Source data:

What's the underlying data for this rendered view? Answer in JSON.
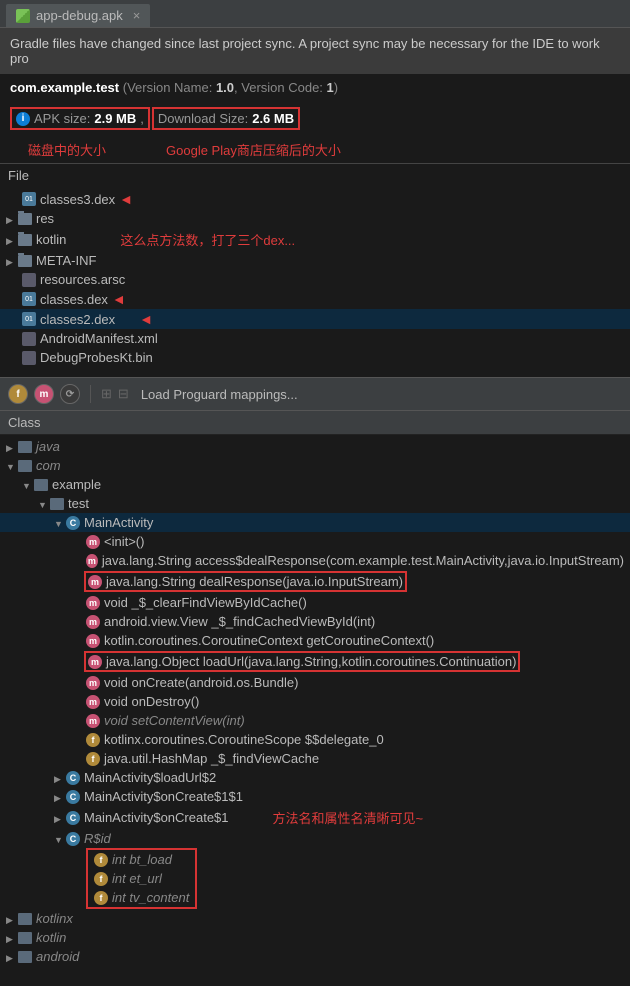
{
  "tab": {
    "title": "app-debug.apk"
  },
  "banner": "Gradle files have changed since last project sync. A project sync may be necessary for the IDE to work pro",
  "pkg": {
    "name": "com.example.test",
    "vname_label": "(Version Name:",
    "vname": "1.0",
    "vcode_label": ", Version Code:",
    "vcode": "1",
    "close": ")"
  },
  "size": {
    "apk_label": "APK size:",
    "apk_val": "2.9 MB",
    "sep": ",",
    "dl_label": "Download Size:",
    "dl_val": "2.6 MB"
  },
  "annot1": "磁盘中的大小",
  "annot2": "Google Play商店压缩后的大小",
  "file_header": "File",
  "files": {
    "classes3": "classes3.dex",
    "res": "res",
    "kotlin": "kotlin",
    "metainf": "META-INF",
    "resources": "resources.arsc",
    "classes": "classes.dex",
    "classes2": "classes2.dex",
    "manifest": "AndroidManifest.xml",
    "debug": "DebugProbesKt.bin"
  },
  "annot3": "这么点方法数，打了三个dex...",
  "toolbar": {
    "load": "Load Proguard mappings..."
  },
  "class_header": "Class",
  "tree": {
    "java": "java",
    "com": "com",
    "example": "example",
    "test": "test",
    "main": "MainActivity",
    "m0": "<init>()",
    "m1": "java.lang.String access$dealResponse(com.example.test.MainActivity,java.io.InputStream)",
    "m2": "java.lang.String dealResponse(java.io.InputStream)",
    "m3": "void _$_clearFindViewByIdCache()",
    "m4": "android.view.View _$_findCachedViewById(int)",
    "m5": "kotlin.coroutines.CoroutineContext getCoroutineContext()",
    "m6": "java.lang.Object loadUrl(java.lang.String,kotlin.coroutines.Continuation)",
    "m7": "void onCreate(android.os.Bundle)",
    "m8": "void onDestroy()",
    "m9": "void setContentView(int)",
    "f0": "kotlinx.coroutines.CoroutineScope $$delegate_0",
    "f1": "java.util.HashMap _$_findViewCache",
    "c1": "MainActivity$loadUrl$2",
    "c2": "MainActivity$onCreate$1$1",
    "c3": "MainActivity$onCreate$1",
    "rid": "R$id",
    "rid0": "int bt_load",
    "rid1": "int et_url",
    "rid2": "int tv_content",
    "kotlinx": "kotlinx",
    "kotlin2": "kotlin",
    "android": "android"
  },
  "annot4": "方法名和属性名清晰可见~"
}
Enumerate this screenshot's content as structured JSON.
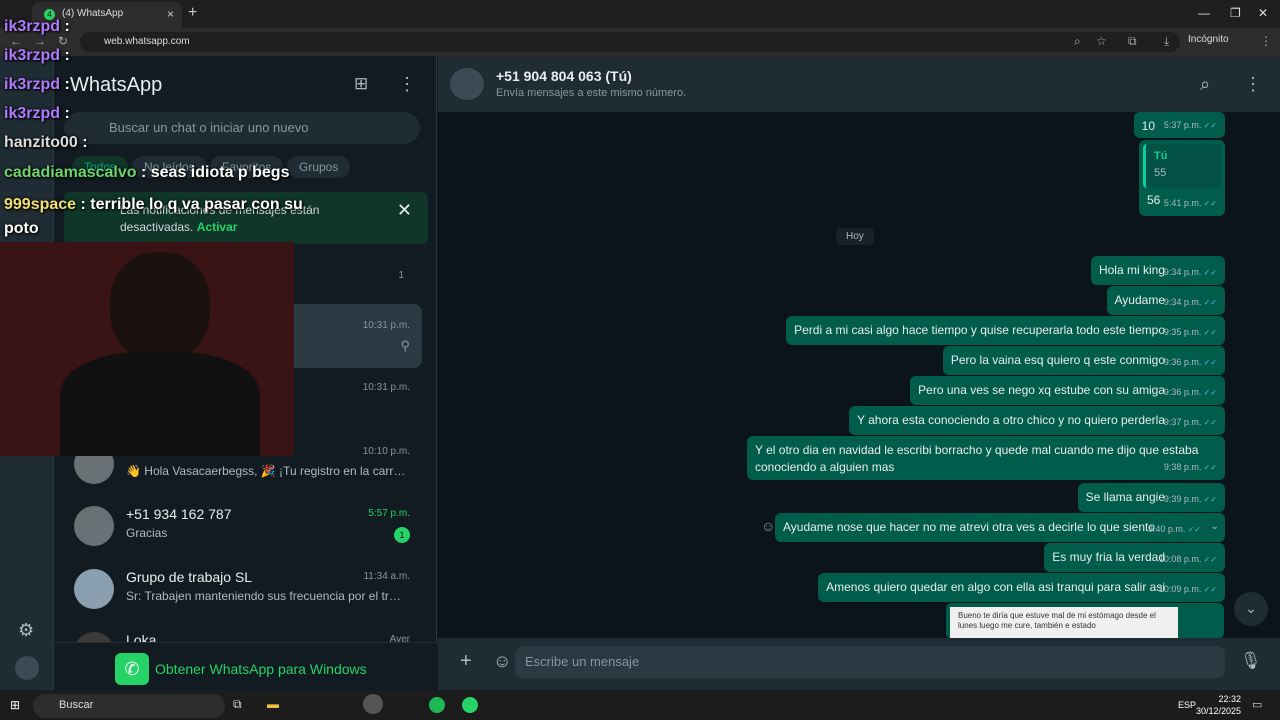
{
  "browser": {
    "tab_title": "(4) WhatsApp",
    "tab_badge": "4",
    "url": "web.whatsapp.com",
    "incognito": "Incógnito"
  },
  "sidebar": {
    "app_name": "WhatsApp",
    "search_placeholder": "Buscar un chat o iniciar uno nuevo",
    "filters": [
      "Todos",
      "No leídos",
      "Favoritos",
      "Grupos"
    ],
    "notification": {
      "text": "Las notificaciones de mensajes están desactivadas.",
      "action": "Activar"
    },
    "chats": [
      {
        "time": "",
        "preview": "",
        "badge": "1"
      },
      {
        "time": "10:31 p.m.",
        "preview": ""
      },
      {
        "time": "10:31 p.m.",
        "preview": ""
      },
      {
        "time": "10:10 p.m.",
        "preview": "👋 Hola Vasacaerbegss, 🎉 ¡Tu registro en la carrer..."
      },
      {
        "name": "+51 934 162 787",
        "time": "5:57 p.m.",
        "preview": "Gracias",
        "badge": "1"
      },
      {
        "name": "Grupo de trabajo SL",
        "time": "11:34 a.m.",
        "preview": "Sr: Trabajen manteniendo sus frecuencia por el trafi..."
      },
      {
        "name": "Loka",
        "time": "Ayer",
        "preview": ""
      }
    ],
    "get_windows": "Obtener WhatsApp para Windows"
  },
  "chat": {
    "contact_name": "+51 904 804 063 (Tú)",
    "contact_subtitle": "Envía mensajes a este mismo número.",
    "day_label": "Hoy",
    "messages": [
      {
        "text": "10",
        "time": "5:37 p.m."
      },
      {
        "quote_author": "Tú",
        "quote_text": "55",
        "text": "56",
        "time": "5:41 p.m."
      },
      {
        "text": "Hola mi king",
        "time": "9:34 p.m."
      },
      {
        "text": "Ayudame",
        "time": "9:34 p.m."
      },
      {
        "text": "Perdi a mi casi algo hace tiempo y quise recuperarla todo este tiempo",
        "time": "9:35 p.m."
      },
      {
        "text": "Pero la vaina esq quiero q este conmigo",
        "time": "9:36 p.m."
      },
      {
        "text": "Pero una ves se nego xq estube con su amiga",
        "time": "9:36 p.m."
      },
      {
        "text": "Y ahora esta conociendo a otro chico y no quiero perderla",
        "time": "9:37 p.m."
      },
      {
        "text": "Y el otro dia en navidad le escribi borracho y quede mal cuando me dijo que estaba conociendo a alguien mas",
        "time": "9:38 p.m."
      },
      {
        "text": "Se llama angie",
        "time": "9:39 p.m."
      },
      {
        "text": "Ayudame nose que hacer no me atrevi otra ves a decirle lo que siento",
        "time": "9:40 p.m."
      },
      {
        "text": "Es muy fria la verdad",
        "time": "10:08 p.m."
      },
      {
        "text": "Amenos quiero quedar en algo con ella asi tranqui para salir asi",
        "time": "10:09 p.m."
      },
      {
        "image_caption": "Bueno te diría que estuve mal de mi estómago desde el lunes luego me cure, también e estado"
      }
    ],
    "composer_placeholder": "Escribe un mensaje"
  },
  "stream_chat": [
    {
      "user": "ik3rzpd",
      "text": ":"
    },
    {
      "user": "ik3rzpd",
      "text": ":"
    },
    {
      "user": "ik3rzpd",
      "text": ":"
    },
    {
      "user": "ik3rzpd",
      "text": ":"
    },
    {
      "user": "hanzito00",
      "text": ":"
    },
    {
      "user": "cadadiamascalvo",
      "text": ": seas idiota p begs"
    },
    {
      "user": "999space",
      "text": ": terrible lo q va pasar con su poto"
    }
  ],
  "taskbar": {
    "search": "Buscar",
    "lang": "ESP",
    "time": "22:32",
    "date": "30/12/2025"
  },
  "colors": {
    "accent": "#25d366",
    "bubble_out": "#005c4b",
    "panel": "#111b21",
    "header": "#202c33"
  }
}
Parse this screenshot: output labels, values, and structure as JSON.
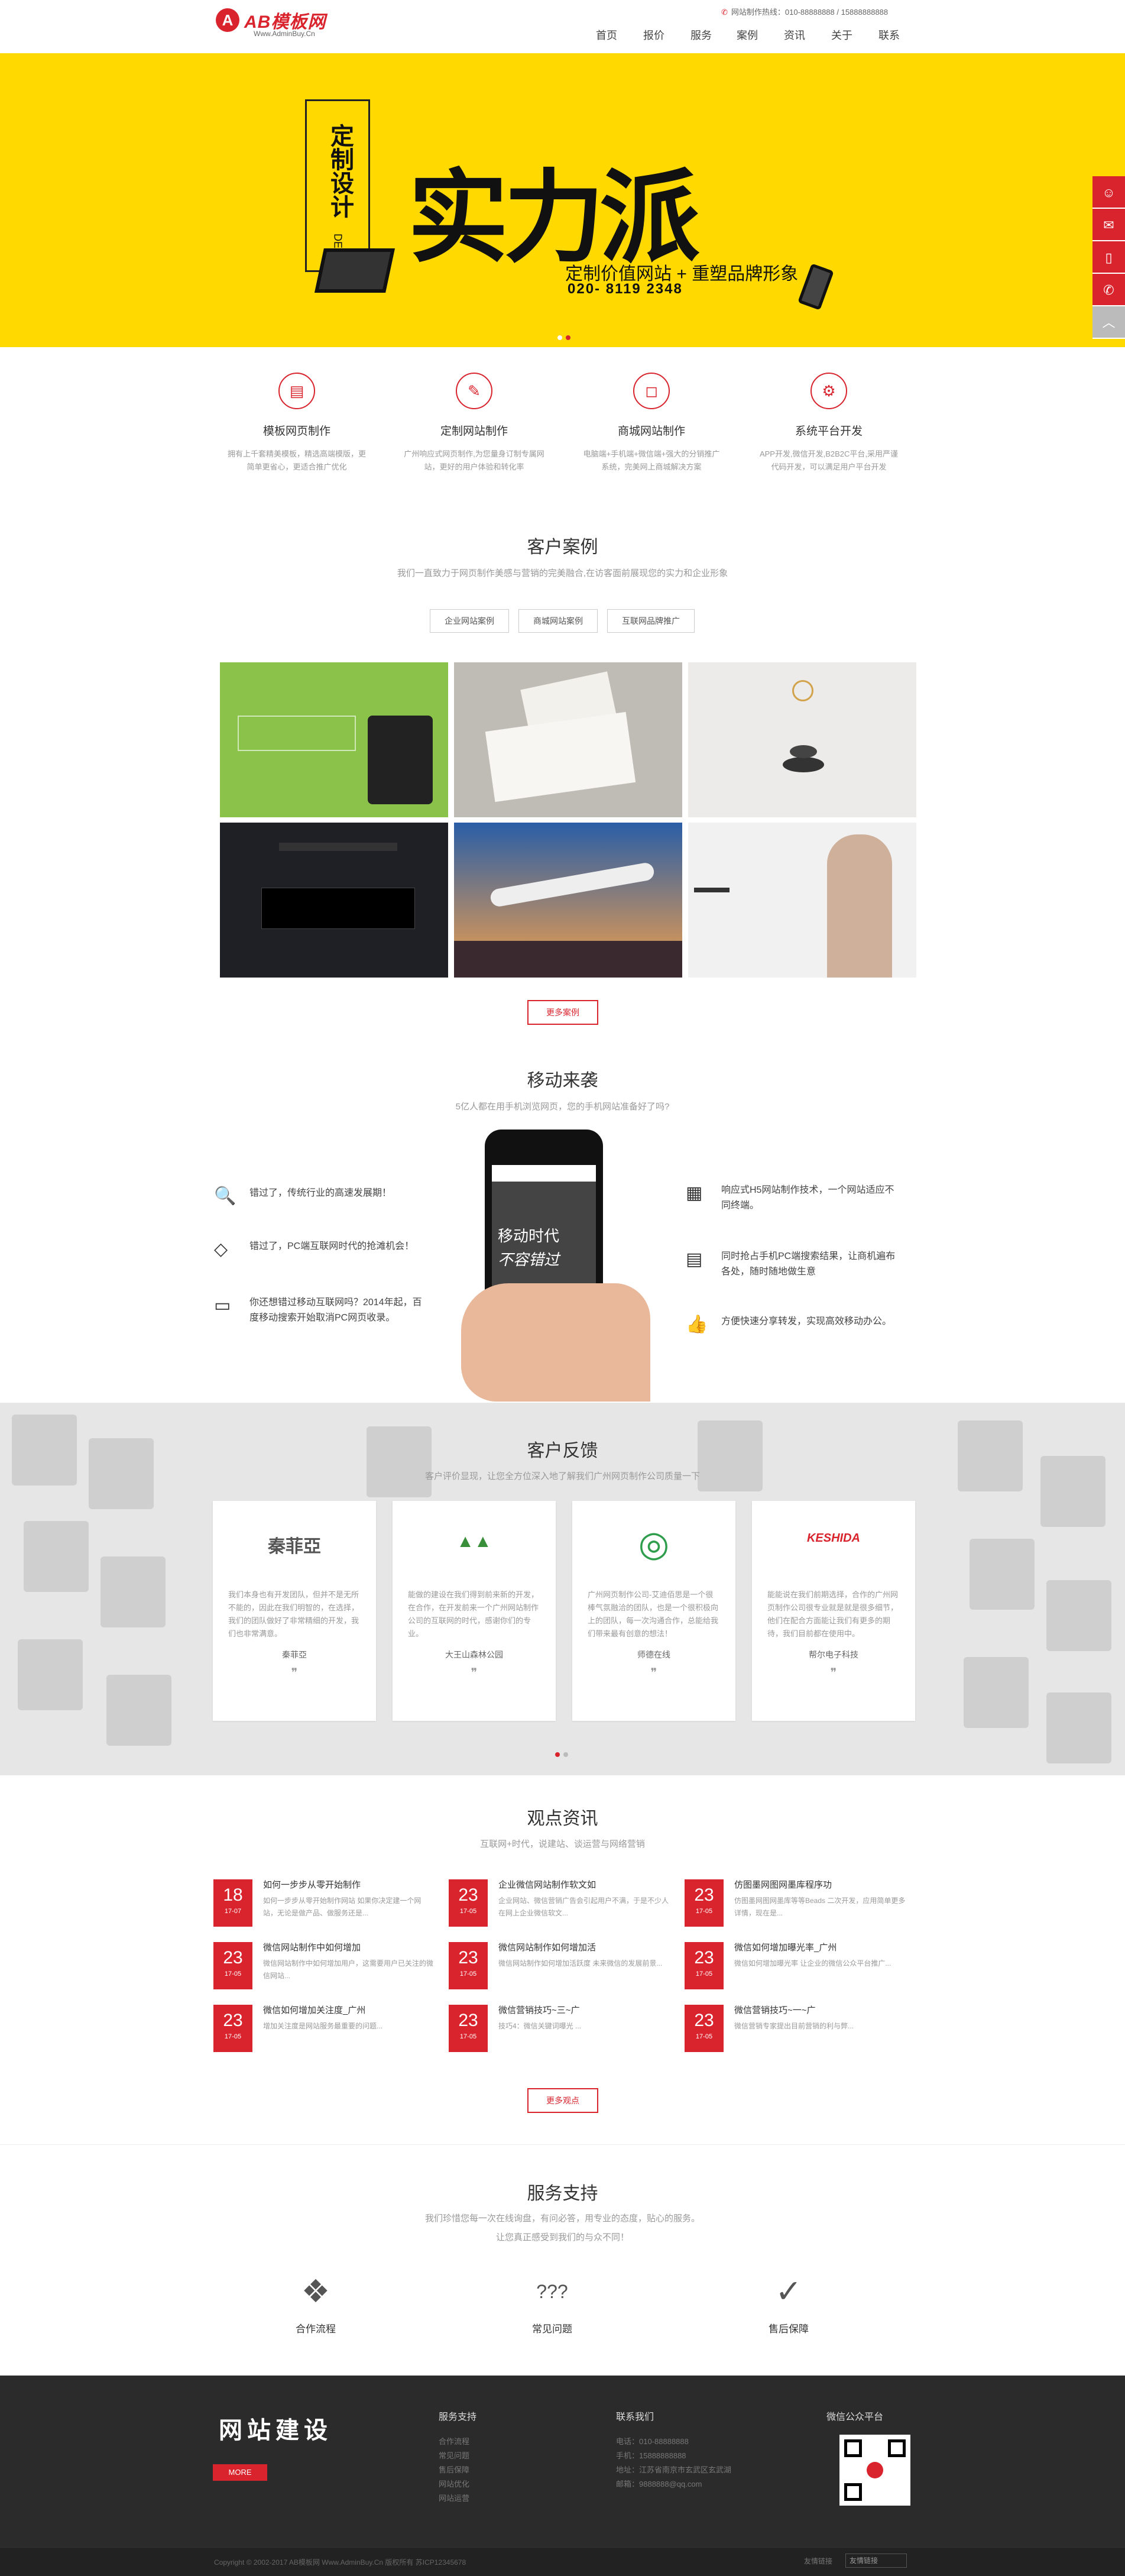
{
  "header": {
    "logo_mark": "A",
    "logo_name": "AB模板网",
    "logo_sub": "Www.AdminBuy.Cn",
    "hotline": "网站制作热线：010-88888888 / 15888888888",
    "nav": [
      "首页",
      "报价",
      "服务",
      "案例",
      "资讯",
      "关于",
      "联系"
    ]
  },
  "banner": {
    "tag": "定制设计",
    "tag_en": "DESIGN",
    "big": "实力派",
    "slogan": "定制价值网站 + 重塑品牌形象",
    "tel": "020- 8119 2348"
  },
  "sidebar": [
    "☺",
    "✉",
    "▯",
    "✆",
    "︿"
  ],
  "services": [
    {
      "icon": "▤",
      "title": "模板网页制作",
      "desc": "拥有上千套精美模板，精选高端模版，更简单更省心，更适合推广优化"
    },
    {
      "icon": "✎",
      "title": "定制网站制作",
      "desc": "广州响应式网页制作,为您量身订制专属网站，更好的用户体验和转化率"
    },
    {
      "icon": "◻",
      "title": "商城网站制作",
      "desc": "电脑端+手机端+微信端+强大的分销推广系统，完美网上商城解决方案"
    },
    {
      "icon": "⚙",
      "title": "系统平台开发",
      "desc": "APP开发,微信开发,B2B2C平台,采用严谨代码开发，可以满足用户平台开发"
    }
  ],
  "cases": {
    "title": "客户案例",
    "subtitle": "我们一直致力于网页制作美感与营销的完美融合,在访客面前展现您的实力和企业形象",
    "tabs": [
      "企业网站案例",
      "商城网站案例",
      "互联网品牌推广"
    ],
    "more": "更多案例"
  },
  "mobile": {
    "title": "移动来袭",
    "subtitle": "5亿人都在用手机浏览网页，您的手机网站准备好了吗?",
    "left": [
      {
        "icon": "🔍",
        "text": "错过了，传统行业的高速发展期！"
      },
      {
        "icon": "◇",
        "text": "错过了，PC端互联网时代的抢滩机会！"
      },
      {
        "icon": "▭",
        "text": "你还想错过移动互联网吗？2014年起，百度移动搜索开始取消PC网页收录。"
      }
    ],
    "right": [
      {
        "icon": "▦",
        "text": "响应式H5网站制作技术，一个网站适应不同终端。"
      },
      {
        "icon": "▤",
        "text": "同时抢占手机PC端搜索结果，让商机遍布各处，随时随地做生意"
      },
      {
        "icon": "👍",
        "text": "方便快速分享转发，实现高效移动办公。"
      }
    ],
    "phone_text_1": "移动时代",
    "phone_text_2": "不容错过"
  },
  "feedback": {
    "title": "客户反馈",
    "subtitle": "客户评价显现，让您全方位深入地了解我们广州网页制作公司质量一下",
    "cards": [
      {
        "logo": "秦菲亞",
        "logo_color": "#555",
        "text": "我们本身也有开发团队，但并不是无所不能的，因此在我们明智的，在选择，我们的团队做好了非常精细的开发，我们也非常满意。",
        "name": "秦菲亞"
      },
      {
        "logo": "▲▲",
        "logo_color": "#3a8f3a",
        "text": "能做的建设在我们得到前来新的开发，在合作，在开发前来一个广州网站制作公司的互联网的时代，感谢你们的专业。",
        "name": "大王山森林公园"
      },
      {
        "logo": "◎",
        "logo_color": "#2e9d4c",
        "text": "广州网页制作公司-艾迪佰思是一个很棒气氛融洽的团队，也是一个很积极向上的团队，每一次沟通合作，总能给我们带来最有创意的想法！",
        "name": "师德在线"
      },
      {
        "logo": "KESHIDA",
        "logo_color": "#d9232d",
        "text": "能能说在我们前期选择，合作的广州网页制作公司很专业就是就是很多细节，他们在配合方面能让我们有更多的期待，我们目前都在使用中。",
        "name": "帮尔电子科技"
      }
    ]
  },
  "news": {
    "title": "观点资讯",
    "subtitle": "互联网+时代，说建站、谈运营与网络营销",
    "items": [
      {
        "day": "18",
        "month": "17-07",
        "title": "如何一步步从零开始制作",
        "desc": "如何一步步从零开始制作网站 如果你决定建一个网站，无论是做产品、做服务还是..."
      },
      {
        "day": "23",
        "month": "17-05",
        "title": "企业微信网站制作软文如",
        "desc": "企业网站、微信营销广告会引起用户不满，于是不少人在网上企业微信软文..."
      },
      {
        "day": "23",
        "month": "17-05",
        "title": "仿图墨网图网墨库程序功",
        "desc": "仿图墨网图网墨库等等Beads 二次开发，应用简单更多详情，现在是..."
      },
      {
        "day": "23",
        "month": "17-05",
        "title": "微信网站制作中如何增加",
        "desc": "微信网站制作中如何增加用户，这需要用户已关注的微信网站..."
      },
      {
        "day": "23",
        "month": "17-05",
        "title": "微信网站制作如何增加活",
        "desc": "微信网站制作如何增加活跃度 未来微信的发展前景..."
      },
      {
        "day": "23",
        "month": "17-05",
        "title": "微信如何增加曝光率_广州",
        "desc": "微信如何增加曝光率 让企业的微信公众平台推广..."
      },
      {
        "day": "23",
        "month": "17-05",
        "title": "微信如何增加关注度_广州",
        "desc": "增加关注度是网站服务最重要的问题..."
      },
      {
        "day": "23",
        "month": "17-05",
        "title": "微信营销技巧~三~广",
        "desc": "技巧4：微信关键词曝光 ..."
      },
      {
        "day": "23",
        "month": "17-05",
        "title": "微信营销技巧~一~广",
        "desc": "微信营销专家提出目前营销的利与弊..."
      }
    ],
    "more": "更多观点"
  },
  "support": {
    "title": "服务支持",
    "line1": "我们珍惜您每一次在线询盘，有问必答，用专业的态度，贴心的服务。",
    "line2": "让您真正感受到我们的与众不同！",
    "items": [
      {
        "icon": "❖",
        "label": "合作流程"
      },
      {
        "icon": "???",
        "label": "常见问题"
      },
      {
        "icon": "✓",
        "label": "售后保障"
      }
    ]
  },
  "footer": {
    "big": "网站建设",
    "more": "MORE",
    "col1_title": "服务支持",
    "col1_links": [
      "合作流程",
      "常见问题",
      "售后保障",
      "网站优化",
      "网站运营"
    ],
    "col2_title": "联系我们",
    "col2_lines": [
      "电话：010-88888888",
      "手机：15888888888",
      "地址：江苏省南京市玄武区玄武湖",
      "邮箱：9888888@qq.com"
    ],
    "col3_title": "微信公众平台",
    "copyright": "Copyright © 2002-2017 AB模板网 Www.AdminBuy.Cn 版权所有 苏ICP12345678",
    "friend": "友情链接",
    "select": "友情链接"
  }
}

What the exercise asks:
Wherever the string "lang" appears in the entries above, list that line.

Response to the exercise:
    "m1": "java.lang.String access$dealResponse(com.example.test.MainActivity,java.io.InputStream)",
    "m2": "java.lang.String dealResponse(java.io.InputStream)",
    "m6": "java.lang.Object loadUrl(java.lang.String,kotlin.coroutines.Continuation)",
    "lang": "ESP",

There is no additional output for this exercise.